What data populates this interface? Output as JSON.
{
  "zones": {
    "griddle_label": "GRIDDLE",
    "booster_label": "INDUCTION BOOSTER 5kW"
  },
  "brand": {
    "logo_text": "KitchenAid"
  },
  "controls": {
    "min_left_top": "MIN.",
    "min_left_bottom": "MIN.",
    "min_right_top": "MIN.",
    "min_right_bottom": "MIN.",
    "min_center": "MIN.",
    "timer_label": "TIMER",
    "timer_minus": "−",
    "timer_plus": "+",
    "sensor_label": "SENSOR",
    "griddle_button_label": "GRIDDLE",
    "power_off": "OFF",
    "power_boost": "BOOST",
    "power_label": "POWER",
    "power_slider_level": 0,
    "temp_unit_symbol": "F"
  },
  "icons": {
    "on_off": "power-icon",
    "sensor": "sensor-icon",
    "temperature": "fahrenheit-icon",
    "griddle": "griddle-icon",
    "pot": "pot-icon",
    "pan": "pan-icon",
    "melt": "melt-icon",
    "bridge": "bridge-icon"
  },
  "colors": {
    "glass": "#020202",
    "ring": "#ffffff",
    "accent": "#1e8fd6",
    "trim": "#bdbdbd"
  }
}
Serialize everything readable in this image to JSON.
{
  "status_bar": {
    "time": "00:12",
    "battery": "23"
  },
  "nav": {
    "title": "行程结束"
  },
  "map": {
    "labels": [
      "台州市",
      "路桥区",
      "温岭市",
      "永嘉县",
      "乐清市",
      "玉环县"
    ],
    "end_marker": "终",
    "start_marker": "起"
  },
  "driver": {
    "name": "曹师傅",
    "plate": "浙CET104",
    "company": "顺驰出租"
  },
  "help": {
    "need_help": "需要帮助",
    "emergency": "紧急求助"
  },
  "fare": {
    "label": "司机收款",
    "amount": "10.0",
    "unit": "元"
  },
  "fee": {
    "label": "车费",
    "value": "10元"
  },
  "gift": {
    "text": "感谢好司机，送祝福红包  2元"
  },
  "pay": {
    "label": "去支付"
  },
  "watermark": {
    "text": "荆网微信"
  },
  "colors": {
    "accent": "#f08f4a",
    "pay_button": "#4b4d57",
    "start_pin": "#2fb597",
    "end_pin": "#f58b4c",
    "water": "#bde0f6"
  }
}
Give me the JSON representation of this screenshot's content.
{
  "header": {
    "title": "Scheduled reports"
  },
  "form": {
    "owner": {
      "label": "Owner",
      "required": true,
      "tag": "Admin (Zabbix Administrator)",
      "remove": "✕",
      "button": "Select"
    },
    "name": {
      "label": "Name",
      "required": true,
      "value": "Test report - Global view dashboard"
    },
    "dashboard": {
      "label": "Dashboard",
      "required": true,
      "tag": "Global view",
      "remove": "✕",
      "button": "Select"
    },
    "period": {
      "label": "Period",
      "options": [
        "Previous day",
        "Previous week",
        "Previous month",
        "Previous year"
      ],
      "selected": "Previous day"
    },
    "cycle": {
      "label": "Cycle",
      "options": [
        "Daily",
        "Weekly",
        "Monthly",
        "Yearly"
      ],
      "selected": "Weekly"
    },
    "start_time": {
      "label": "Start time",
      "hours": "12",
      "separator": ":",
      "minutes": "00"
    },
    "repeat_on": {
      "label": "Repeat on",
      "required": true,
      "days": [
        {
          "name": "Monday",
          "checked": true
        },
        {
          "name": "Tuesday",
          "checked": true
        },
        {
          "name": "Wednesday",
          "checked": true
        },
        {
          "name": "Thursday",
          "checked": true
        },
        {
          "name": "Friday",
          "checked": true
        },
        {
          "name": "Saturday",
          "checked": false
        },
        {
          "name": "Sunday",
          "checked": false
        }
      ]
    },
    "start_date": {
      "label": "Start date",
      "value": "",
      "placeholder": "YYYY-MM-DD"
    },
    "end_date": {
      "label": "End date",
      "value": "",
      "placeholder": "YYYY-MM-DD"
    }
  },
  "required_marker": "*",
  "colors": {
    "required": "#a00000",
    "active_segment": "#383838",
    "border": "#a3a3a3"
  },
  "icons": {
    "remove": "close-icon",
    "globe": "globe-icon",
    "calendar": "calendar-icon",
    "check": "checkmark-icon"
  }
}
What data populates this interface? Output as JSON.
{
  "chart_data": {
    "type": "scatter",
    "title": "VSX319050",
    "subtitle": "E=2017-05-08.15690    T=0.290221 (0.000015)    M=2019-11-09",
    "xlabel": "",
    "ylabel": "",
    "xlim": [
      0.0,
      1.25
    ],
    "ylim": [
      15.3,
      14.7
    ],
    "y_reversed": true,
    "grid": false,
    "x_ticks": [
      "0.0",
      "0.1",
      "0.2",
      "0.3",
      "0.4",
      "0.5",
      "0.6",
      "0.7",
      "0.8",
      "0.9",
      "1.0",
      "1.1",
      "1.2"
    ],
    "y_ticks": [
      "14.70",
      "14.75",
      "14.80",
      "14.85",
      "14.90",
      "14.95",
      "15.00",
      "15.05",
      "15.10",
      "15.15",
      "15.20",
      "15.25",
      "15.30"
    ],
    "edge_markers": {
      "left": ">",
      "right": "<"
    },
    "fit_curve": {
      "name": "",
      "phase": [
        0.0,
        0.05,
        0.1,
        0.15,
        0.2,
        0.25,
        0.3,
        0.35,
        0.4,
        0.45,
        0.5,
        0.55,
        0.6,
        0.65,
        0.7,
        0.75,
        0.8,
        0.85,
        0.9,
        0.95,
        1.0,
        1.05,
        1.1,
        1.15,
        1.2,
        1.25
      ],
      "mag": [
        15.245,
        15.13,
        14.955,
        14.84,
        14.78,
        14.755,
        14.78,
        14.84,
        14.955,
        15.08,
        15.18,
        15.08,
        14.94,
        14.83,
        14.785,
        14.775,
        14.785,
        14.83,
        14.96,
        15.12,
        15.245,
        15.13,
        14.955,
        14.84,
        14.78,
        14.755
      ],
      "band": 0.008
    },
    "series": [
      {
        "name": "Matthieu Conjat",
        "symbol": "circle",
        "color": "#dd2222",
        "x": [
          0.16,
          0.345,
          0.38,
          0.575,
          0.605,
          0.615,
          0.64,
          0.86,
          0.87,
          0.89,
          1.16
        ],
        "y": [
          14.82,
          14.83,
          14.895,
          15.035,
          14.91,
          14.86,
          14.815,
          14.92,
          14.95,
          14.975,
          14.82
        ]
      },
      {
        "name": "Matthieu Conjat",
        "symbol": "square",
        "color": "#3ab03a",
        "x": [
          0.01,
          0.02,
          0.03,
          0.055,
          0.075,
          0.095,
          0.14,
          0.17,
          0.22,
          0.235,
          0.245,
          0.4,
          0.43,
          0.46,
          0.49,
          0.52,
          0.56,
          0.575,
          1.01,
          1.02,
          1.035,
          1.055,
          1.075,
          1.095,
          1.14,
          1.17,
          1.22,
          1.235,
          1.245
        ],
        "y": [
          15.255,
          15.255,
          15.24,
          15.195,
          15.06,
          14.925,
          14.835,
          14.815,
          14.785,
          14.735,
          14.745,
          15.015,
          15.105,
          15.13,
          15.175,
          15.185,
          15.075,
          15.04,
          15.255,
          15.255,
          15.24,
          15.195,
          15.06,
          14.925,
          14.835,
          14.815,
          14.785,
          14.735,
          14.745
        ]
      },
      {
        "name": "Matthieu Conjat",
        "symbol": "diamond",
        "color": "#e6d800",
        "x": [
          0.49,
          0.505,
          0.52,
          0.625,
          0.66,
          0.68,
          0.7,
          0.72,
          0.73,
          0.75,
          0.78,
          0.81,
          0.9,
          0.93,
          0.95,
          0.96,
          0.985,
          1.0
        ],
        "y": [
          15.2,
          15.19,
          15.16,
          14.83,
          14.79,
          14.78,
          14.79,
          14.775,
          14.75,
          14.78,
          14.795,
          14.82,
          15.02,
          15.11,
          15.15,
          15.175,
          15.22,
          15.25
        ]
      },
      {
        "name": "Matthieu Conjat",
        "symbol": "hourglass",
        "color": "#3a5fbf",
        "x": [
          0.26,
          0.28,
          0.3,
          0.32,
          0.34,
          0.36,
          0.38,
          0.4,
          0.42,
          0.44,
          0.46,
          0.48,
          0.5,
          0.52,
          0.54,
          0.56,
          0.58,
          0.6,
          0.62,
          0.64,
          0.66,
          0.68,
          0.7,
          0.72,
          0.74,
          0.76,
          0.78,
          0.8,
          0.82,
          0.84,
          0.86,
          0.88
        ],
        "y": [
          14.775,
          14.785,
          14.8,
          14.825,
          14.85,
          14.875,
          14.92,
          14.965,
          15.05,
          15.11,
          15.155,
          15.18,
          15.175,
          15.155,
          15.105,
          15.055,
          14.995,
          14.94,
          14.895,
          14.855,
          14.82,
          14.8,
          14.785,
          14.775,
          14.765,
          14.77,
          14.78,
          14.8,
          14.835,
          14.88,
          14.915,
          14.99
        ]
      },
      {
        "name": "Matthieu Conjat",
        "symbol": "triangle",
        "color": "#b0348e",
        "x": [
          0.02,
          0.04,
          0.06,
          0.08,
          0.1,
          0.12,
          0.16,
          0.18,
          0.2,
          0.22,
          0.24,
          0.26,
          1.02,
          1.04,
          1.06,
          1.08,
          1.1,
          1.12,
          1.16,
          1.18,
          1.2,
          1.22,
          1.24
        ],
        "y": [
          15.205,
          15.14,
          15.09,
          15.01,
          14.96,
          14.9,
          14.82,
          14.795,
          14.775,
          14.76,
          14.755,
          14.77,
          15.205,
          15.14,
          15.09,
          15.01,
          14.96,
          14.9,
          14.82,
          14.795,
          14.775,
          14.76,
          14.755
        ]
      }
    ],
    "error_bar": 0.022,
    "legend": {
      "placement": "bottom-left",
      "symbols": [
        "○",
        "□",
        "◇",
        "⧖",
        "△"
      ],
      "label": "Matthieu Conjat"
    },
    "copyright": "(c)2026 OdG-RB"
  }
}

> _EXERCISE OBJECTIVE_
Copy out every line of the material above that mentions the word "view".

> _TASK ANSWER_
      "value": "Test report - Global view dashboard"
      "tag": "Global view",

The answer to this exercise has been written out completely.